*What the task asks*. Write the count of lines that contain the word "type" and nothing else.

(Dataset records)

▬▬▬▬▬▬▬▬▬▬

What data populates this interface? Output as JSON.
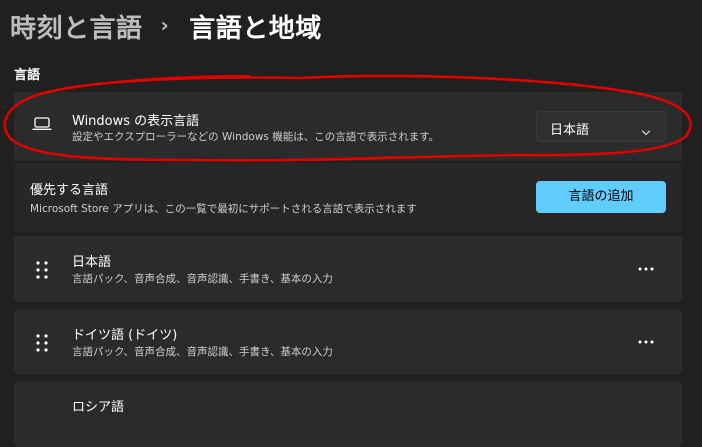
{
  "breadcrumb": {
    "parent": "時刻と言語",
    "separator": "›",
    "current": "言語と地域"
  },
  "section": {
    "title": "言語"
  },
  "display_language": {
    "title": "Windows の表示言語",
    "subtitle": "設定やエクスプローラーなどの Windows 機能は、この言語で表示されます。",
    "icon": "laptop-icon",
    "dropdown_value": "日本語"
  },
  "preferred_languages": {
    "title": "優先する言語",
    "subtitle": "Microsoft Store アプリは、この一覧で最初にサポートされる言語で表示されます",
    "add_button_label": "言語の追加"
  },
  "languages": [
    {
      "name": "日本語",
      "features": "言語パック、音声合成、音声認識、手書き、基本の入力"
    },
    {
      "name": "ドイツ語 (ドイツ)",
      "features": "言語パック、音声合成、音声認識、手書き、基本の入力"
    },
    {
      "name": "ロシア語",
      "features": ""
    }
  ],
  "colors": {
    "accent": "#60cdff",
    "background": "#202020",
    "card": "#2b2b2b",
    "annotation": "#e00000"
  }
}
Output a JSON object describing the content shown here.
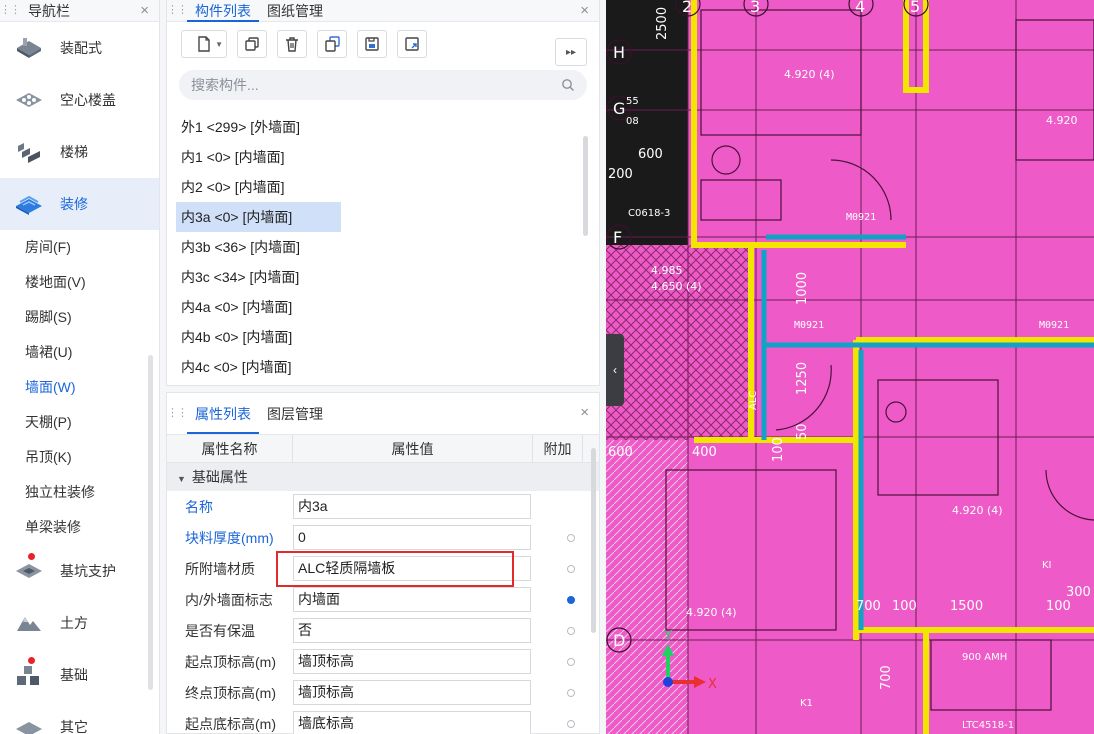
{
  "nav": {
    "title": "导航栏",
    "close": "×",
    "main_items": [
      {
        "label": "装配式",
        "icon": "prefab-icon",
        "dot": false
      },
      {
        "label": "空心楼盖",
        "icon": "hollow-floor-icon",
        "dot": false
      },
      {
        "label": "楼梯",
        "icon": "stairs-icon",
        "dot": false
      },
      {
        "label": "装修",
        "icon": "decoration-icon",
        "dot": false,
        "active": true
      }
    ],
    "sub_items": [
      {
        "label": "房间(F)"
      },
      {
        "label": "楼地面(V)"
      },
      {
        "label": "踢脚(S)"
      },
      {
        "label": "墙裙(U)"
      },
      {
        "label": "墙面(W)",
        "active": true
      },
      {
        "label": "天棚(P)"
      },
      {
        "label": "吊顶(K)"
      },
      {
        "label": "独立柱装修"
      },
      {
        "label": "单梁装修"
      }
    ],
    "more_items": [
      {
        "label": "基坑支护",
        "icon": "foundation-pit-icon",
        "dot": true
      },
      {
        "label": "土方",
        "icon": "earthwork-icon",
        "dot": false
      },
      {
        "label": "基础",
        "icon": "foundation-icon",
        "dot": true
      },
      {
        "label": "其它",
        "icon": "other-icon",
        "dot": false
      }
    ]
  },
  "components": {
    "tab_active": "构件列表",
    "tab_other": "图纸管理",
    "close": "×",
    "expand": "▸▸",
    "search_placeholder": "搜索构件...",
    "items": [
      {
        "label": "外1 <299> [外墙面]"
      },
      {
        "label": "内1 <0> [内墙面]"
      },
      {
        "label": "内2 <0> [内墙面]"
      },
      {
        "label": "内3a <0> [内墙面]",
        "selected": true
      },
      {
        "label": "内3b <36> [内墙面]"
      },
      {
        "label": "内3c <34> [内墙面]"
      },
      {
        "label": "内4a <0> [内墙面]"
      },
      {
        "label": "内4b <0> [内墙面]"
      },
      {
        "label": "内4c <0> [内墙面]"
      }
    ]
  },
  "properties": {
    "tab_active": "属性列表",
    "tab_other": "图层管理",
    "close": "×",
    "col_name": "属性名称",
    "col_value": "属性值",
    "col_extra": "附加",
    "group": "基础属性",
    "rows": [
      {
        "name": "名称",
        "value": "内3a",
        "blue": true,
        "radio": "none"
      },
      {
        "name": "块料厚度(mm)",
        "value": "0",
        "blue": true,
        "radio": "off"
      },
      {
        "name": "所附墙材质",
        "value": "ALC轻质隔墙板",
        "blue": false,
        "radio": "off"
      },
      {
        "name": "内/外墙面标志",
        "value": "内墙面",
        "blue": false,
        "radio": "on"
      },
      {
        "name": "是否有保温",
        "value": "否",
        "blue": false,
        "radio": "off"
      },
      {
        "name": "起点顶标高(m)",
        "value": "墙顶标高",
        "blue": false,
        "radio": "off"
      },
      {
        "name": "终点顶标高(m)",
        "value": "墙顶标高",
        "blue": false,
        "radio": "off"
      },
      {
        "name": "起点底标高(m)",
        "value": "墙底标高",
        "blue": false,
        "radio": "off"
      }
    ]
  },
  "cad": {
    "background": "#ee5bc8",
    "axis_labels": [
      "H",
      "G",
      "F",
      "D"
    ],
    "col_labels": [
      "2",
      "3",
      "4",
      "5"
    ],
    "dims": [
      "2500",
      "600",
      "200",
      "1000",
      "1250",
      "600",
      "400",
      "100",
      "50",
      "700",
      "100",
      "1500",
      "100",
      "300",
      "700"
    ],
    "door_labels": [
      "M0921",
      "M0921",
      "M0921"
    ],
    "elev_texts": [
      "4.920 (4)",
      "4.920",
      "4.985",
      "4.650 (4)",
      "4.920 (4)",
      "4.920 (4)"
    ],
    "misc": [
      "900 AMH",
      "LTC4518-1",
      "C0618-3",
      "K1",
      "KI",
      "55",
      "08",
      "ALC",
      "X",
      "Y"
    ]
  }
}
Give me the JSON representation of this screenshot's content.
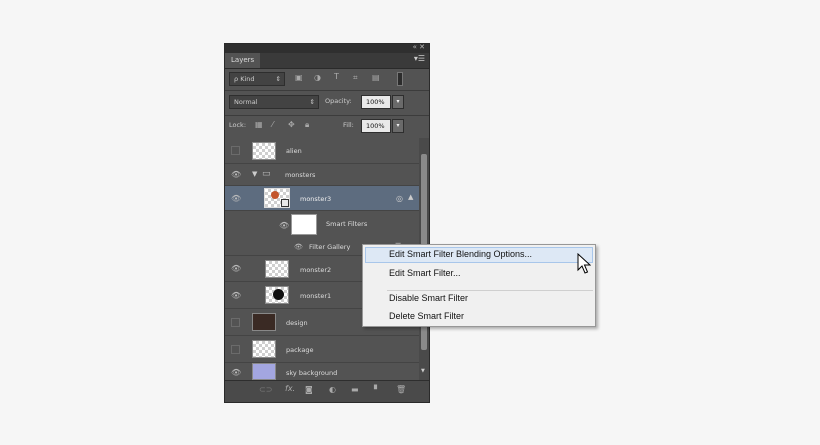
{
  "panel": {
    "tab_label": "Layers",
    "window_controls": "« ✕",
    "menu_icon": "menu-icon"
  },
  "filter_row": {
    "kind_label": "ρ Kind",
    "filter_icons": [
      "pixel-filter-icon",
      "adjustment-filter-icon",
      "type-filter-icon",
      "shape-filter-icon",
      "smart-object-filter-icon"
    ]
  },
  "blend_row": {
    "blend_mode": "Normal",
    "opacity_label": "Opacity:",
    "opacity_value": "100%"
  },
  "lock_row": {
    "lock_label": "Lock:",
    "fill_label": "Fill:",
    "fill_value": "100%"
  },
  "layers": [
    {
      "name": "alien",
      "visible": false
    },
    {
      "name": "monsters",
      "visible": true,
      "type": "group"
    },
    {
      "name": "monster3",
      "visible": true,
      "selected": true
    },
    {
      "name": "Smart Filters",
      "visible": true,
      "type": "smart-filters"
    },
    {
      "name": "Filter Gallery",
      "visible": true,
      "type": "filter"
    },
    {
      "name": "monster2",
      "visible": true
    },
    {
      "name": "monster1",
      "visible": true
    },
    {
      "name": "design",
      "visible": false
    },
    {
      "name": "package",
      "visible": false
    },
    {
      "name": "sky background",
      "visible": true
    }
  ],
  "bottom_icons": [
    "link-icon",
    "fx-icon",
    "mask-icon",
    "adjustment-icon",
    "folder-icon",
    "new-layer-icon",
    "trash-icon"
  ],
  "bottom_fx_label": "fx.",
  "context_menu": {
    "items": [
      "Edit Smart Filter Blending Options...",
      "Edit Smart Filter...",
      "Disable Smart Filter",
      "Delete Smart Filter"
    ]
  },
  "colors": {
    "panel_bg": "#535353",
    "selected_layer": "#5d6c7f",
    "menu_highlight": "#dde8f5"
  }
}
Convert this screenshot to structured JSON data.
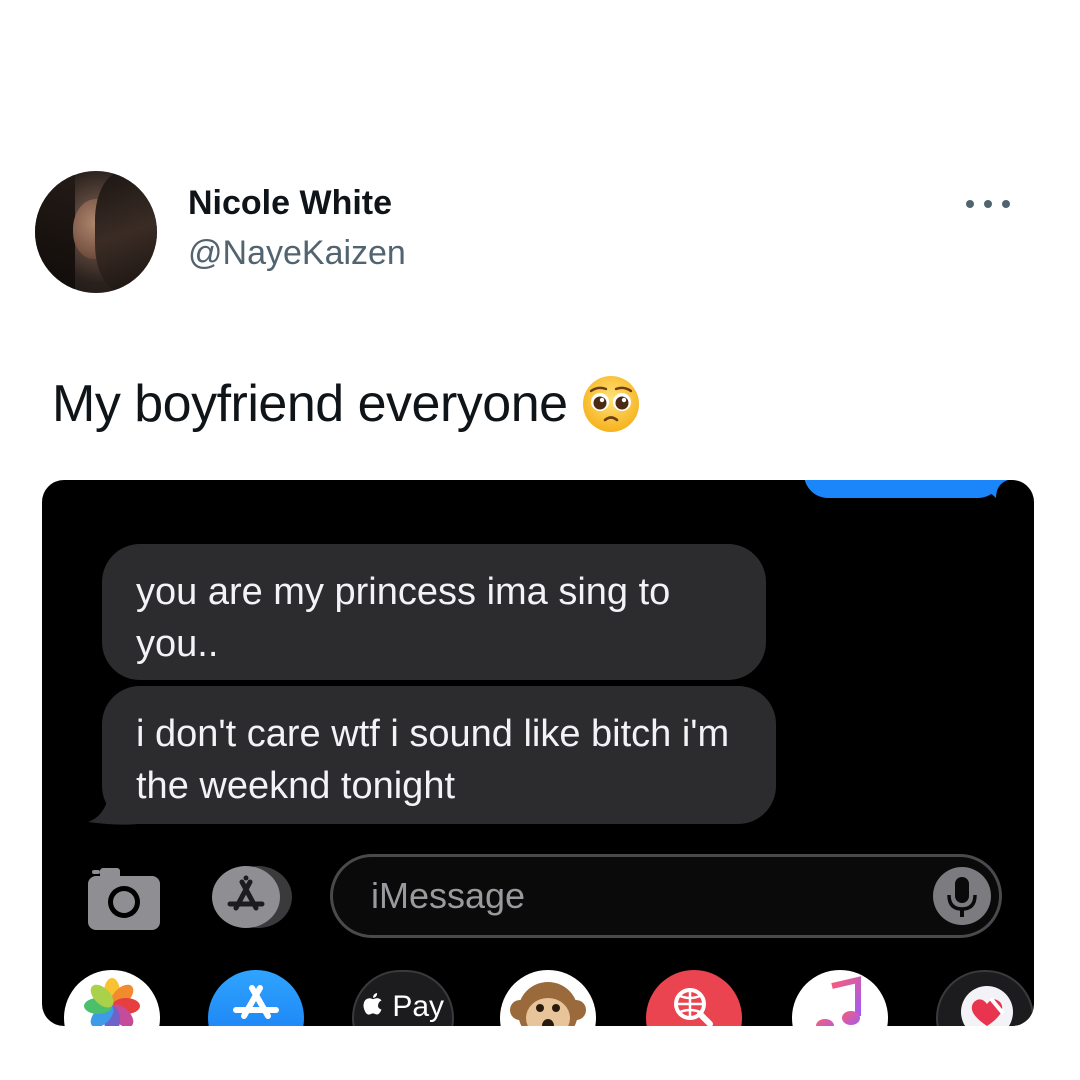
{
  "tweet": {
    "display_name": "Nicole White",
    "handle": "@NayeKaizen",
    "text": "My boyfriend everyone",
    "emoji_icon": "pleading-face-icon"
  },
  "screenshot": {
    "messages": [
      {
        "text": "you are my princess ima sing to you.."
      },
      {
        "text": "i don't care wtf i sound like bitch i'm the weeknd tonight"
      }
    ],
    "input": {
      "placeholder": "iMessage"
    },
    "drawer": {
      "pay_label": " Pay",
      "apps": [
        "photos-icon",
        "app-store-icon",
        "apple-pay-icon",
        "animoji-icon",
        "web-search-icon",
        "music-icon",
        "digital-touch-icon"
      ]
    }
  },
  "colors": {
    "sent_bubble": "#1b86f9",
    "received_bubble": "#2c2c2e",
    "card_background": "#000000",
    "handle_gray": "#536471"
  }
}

▬▬▬▬▬▬▬▬▬▬

*Full answer*. 4